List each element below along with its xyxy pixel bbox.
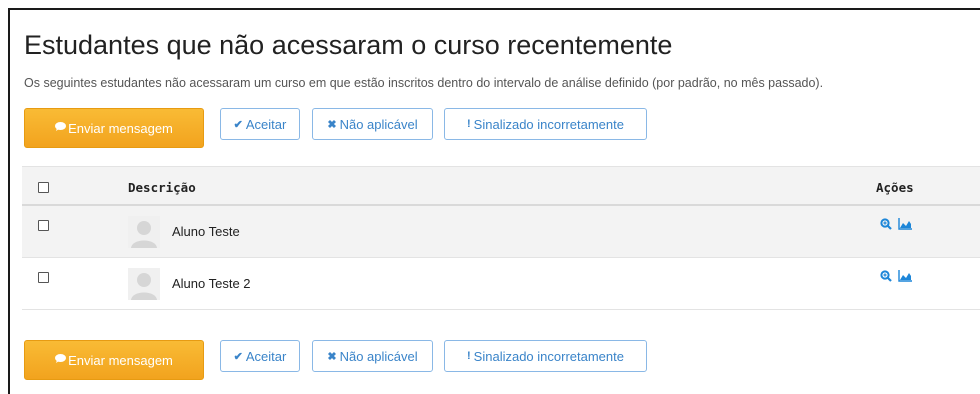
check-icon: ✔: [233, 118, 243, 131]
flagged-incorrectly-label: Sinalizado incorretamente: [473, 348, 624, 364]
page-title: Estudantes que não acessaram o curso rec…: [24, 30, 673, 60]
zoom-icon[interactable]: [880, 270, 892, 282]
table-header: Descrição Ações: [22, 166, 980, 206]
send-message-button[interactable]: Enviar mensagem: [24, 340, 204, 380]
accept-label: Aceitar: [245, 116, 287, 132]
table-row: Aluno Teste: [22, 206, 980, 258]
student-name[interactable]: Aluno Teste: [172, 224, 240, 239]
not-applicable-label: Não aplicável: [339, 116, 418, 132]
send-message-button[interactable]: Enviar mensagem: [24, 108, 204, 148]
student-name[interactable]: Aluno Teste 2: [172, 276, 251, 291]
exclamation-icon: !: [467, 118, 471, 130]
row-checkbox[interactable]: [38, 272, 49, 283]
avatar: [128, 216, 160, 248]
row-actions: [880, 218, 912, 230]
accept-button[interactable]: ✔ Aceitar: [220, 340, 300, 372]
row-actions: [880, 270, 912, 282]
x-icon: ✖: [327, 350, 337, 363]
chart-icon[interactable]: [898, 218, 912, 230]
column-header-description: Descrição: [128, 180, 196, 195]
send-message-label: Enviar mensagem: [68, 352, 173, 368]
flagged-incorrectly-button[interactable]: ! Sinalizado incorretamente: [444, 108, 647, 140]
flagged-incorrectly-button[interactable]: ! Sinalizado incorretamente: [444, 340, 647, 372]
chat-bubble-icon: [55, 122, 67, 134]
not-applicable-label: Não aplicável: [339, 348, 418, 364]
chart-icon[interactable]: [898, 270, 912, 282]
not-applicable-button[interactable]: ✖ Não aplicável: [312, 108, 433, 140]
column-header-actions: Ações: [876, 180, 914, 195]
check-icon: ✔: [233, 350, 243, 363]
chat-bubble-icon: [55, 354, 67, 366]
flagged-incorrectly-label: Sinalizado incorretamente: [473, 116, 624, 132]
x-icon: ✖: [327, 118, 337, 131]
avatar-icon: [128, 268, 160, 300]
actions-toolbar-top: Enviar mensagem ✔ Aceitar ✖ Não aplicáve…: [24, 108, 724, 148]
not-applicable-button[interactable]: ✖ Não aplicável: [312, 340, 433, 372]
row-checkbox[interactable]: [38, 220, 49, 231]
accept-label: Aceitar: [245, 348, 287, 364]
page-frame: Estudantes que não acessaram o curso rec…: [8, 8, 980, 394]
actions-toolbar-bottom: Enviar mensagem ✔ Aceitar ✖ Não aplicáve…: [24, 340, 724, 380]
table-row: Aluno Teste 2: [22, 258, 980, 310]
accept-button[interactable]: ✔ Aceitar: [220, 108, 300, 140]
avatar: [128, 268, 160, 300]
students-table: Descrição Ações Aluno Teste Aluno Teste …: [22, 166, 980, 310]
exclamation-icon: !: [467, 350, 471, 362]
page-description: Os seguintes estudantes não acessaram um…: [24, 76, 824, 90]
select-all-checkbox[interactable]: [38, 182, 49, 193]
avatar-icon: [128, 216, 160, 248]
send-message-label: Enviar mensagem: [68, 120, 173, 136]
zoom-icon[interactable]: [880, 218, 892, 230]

* * *

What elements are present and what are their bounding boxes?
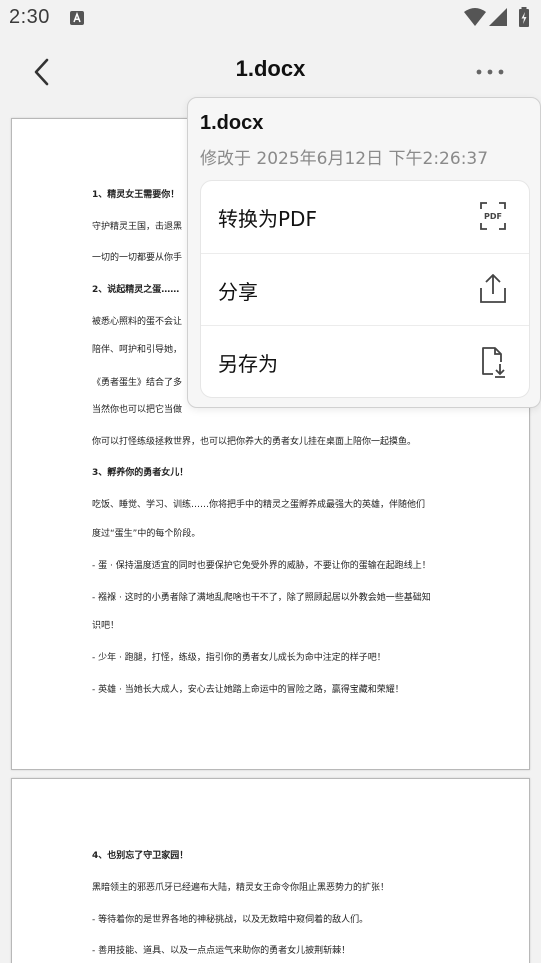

> [Work to do]: Format the material, everything from the line containing "List each element" down to the line containing "zoom-icon[interactable]: [880, 270, 892, 282]", as a two-column CSV with the headers text and answer. Put each text and its answer in one row, each in a single quoted field with line breaks turned into spaces, and leave the picture out.

> [Expected answer]:
text,answer
"List each element below along with its xyxy pixel bbox.","check-icon: ✔: [233, 118, 243, 131] flagged-incorrectly-label: Sinalizado incorretamente: [473, 348, 624, 364] page-title: Estudantes que não acessaram o curso rec…: [24, 30, 673, 60] zoom-icon[interactable]: [880, 270, 892, 282]"